### The problem:
Each line below should be retyped exactly, with no pictures.

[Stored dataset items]
---

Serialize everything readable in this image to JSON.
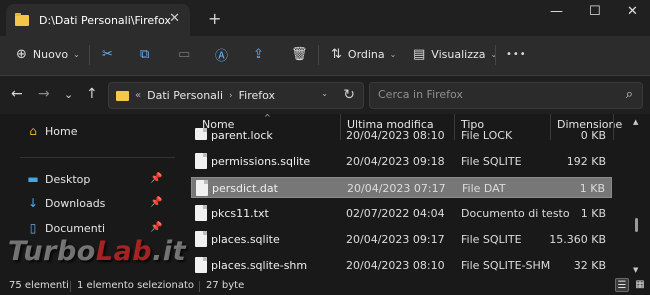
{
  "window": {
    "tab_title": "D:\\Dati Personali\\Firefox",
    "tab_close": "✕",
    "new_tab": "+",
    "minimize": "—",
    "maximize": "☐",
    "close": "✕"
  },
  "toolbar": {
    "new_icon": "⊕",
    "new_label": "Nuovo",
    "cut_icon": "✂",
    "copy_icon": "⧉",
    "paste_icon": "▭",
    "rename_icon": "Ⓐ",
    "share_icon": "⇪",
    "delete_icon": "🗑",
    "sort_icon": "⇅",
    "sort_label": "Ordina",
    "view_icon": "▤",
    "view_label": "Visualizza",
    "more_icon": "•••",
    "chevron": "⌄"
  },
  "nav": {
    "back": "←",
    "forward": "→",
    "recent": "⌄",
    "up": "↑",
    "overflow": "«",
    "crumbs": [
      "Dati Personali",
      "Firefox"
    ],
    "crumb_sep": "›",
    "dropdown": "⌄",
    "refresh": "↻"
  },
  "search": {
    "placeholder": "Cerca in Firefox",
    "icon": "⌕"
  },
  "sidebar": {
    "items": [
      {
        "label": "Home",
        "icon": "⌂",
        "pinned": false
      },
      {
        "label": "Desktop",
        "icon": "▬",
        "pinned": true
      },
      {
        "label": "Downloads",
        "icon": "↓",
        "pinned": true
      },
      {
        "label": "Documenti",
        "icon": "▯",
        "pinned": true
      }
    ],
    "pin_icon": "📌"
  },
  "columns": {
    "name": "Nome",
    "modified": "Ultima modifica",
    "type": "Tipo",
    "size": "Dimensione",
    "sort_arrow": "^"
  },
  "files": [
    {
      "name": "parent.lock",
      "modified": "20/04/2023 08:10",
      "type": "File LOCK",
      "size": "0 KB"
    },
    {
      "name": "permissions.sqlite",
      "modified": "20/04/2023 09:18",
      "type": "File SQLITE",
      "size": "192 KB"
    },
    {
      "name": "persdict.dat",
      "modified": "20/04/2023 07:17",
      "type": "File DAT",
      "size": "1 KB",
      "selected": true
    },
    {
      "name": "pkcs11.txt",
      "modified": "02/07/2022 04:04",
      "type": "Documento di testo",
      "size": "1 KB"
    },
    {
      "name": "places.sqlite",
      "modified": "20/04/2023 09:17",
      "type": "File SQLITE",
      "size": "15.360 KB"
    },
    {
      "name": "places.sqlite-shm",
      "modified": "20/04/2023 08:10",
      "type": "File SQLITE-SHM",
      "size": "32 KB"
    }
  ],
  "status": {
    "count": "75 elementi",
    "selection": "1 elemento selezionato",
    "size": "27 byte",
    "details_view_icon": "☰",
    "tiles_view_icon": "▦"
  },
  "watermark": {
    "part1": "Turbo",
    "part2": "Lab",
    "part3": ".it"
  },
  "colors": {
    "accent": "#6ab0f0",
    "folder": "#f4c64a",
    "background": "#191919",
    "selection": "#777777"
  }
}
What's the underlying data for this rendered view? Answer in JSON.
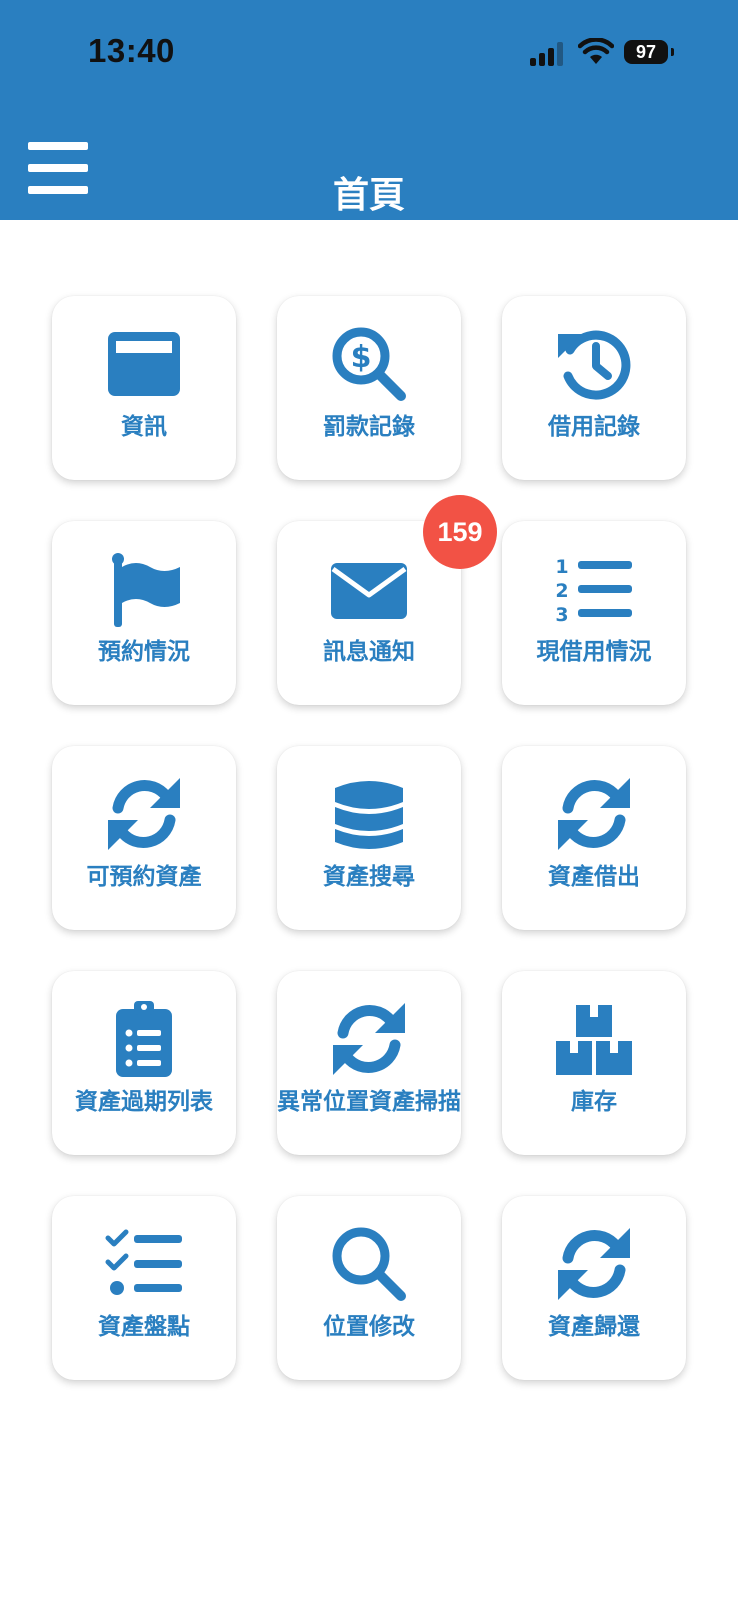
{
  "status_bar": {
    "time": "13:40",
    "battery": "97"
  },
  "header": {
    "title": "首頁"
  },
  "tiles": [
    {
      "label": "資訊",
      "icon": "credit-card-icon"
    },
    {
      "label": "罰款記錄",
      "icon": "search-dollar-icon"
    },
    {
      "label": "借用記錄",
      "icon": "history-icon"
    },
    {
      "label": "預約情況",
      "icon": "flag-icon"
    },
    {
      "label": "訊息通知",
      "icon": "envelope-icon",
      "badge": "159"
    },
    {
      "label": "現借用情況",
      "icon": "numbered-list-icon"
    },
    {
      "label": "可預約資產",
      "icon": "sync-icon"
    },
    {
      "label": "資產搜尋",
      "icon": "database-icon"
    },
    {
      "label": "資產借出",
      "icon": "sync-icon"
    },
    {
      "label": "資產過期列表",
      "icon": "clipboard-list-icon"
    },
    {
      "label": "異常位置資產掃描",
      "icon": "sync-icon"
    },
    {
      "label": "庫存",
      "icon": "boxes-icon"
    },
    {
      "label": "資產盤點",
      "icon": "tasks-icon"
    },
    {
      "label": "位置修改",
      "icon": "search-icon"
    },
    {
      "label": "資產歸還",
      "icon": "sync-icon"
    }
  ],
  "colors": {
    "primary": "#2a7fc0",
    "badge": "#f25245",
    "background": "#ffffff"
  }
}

---

### Solution for this exercise:
Serialize everything readable in this image to JSON.
{
  "window": {
    "tab_title": "D:\\Dati Personali\\Firefox",
    "tab_close": "✕",
    "new_tab": "+",
    "minimize": "—",
    "maximize": "☐",
    "close": "✕"
  },
  "toolbar": {
    "new_icon": "⊕",
    "new_label": "Nuovo",
    "cut_icon": "✂",
    "copy_icon": "⧉",
    "paste_icon": "▭",
    "rename_icon": "Ⓐ",
    "share_icon": "⇪",
    "delete_icon": "🗑",
    "sort_icon": "⇅",
    "sort_label": "Ordina",
    "view_icon": "▤",
    "view_label": "Visualizza",
    "more_icon": "•••",
    "chevron": "⌄"
  },
  "nav": {
    "back": "←",
    "forward": "→",
    "recent": "⌄",
    "up": "↑",
    "overflow": "«",
    "crumbs": [
      "Dati Personali",
      "Firefox"
    ],
    "crumb_sep": "›",
    "dropdown": "⌄",
    "refresh": "↻"
  },
  "search": {
    "placeholder": "Cerca in Firefox",
    "icon": "⌕"
  },
  "sidebar": {
    "items": [
      {
        "label": "Home",
        "icon": "⌂",
        "pinned": false
      },
      {
        "label": "Desktop",
        "icon": "▬",
        "pinned": true
      },
      {
        "label": "Downloads",
        "icon": "↓",
        "pinned": true
      },
      {
        "label": "Documenti",
        "icon": "▯",
        "pinned": true
      }
    ],
    "pin_icon": "📌"
  },
  "columns": {
    "name": "Nome",
    "modified": "Ultima modifica",
    "type": "Tipo",
    "size": "Dimensione",
    "sort_arrow": "^"
  },
  "files": [
    {
      "name": "parent.lock",
      "modified": "20/04/2023 08:10",
      "type": "File LOCK",
      "size": "0 KB"
    },
    {
      "name": "permissions.sqlite",
      "modified": "20/04/2023 09:18",
      "type": "File SQLITE",
      "size": "192 KB"
    },
    {
      "name": "persdict.dat",
      "modified": "20/04/2023 07:17",
      "type": "File DAT",
      "size": "1 KB",
      "selected": true
    },
    {
      "name": "pkcs11.txt",
      "modified": "02/07/2022 04:04",
      "type": "Documento di testo",
      "size": "1 KB"
    },
    {
      "name": "places.sqlite",
      "modified": "20/04/2023 09:17",
      "type": "File SQLITE",
      "size": "15.360 KB"
    },
    {
      "name": "places.sqlite-shm",
      "modified": "20/04/2023 08:10",
      "type": "File SQLITE-SHM",
      "size": "32 KB"
    }
  ],
  "status": {
    "count": "75 elementi",
    "selection": "1 elemento selezionato",
    "size": "27 byte",
    "details_view_icon": "☰",
    "tiles_view_icon": "▦"
  },
  "watermark": {
    "part1": "Turbo",
    "part2": "Lab",
    "part3": ".it"
  },
  "colors": {
    "accent": "#6ab0f0",
    "folder": "#f4c64a",
    "background": "#191919",
    "selection": "#777777"
  }
}
What's the underlying data for this rendered view? Answer in JSON.
{
  "status_bar": {
    "time": "13:40",
    "battery": "97"
  },
  "header": {
    "title": "首頁"
  },
  "tiles": [
    {
      "label": "資訊",
      "icon": "credit-card-icon"
    },
    {
      "label": "罰款記錄",
      "icon": "search-dollar-icon"
    },
    {
      "label": "借用記錄",
      "icon": "history-icon"
    },
    {
      "label": "預約情況",
      "icon": "flag-icon"
    },
    {
      "label": "訊息通知",
      "icon": "envelope-icon",
      "badge": "159"
    },
    {
      "label": "現借用情況",
      "icon": "numbered-list-icon"
    },
    {
      "label": "可預約資產",
      "icon": "sync-icon"
    },
    {
      "label": "資產搜尋",
      "icon": "database-icon"
    },
    {
      "label": "資產借出",
      "icon": "sync-icon"
    },
    {
      "label": "資產過期列表",
      "icon": "clipboard-list-icon"
    },
    {
      "label": "異常位置資產掃描",
      "icon": "sync-icon"
    },
    {
      "label": "庫存",
      "icon": "boxes-icon"
    },
    {
      "label": "資產盤點",
      "icon": "tasks-icon"
    },
    {
      "label": "位置修改",
      "icon": "search-icon"
    },
    {
      "label": "資產歸還",
      "icon": "sync-icon"
    }
  ],
  "colors": {
    "primary": "#2a7fc0",
    "badge": "#f25245",
    "background": "#ffffff"
  }
}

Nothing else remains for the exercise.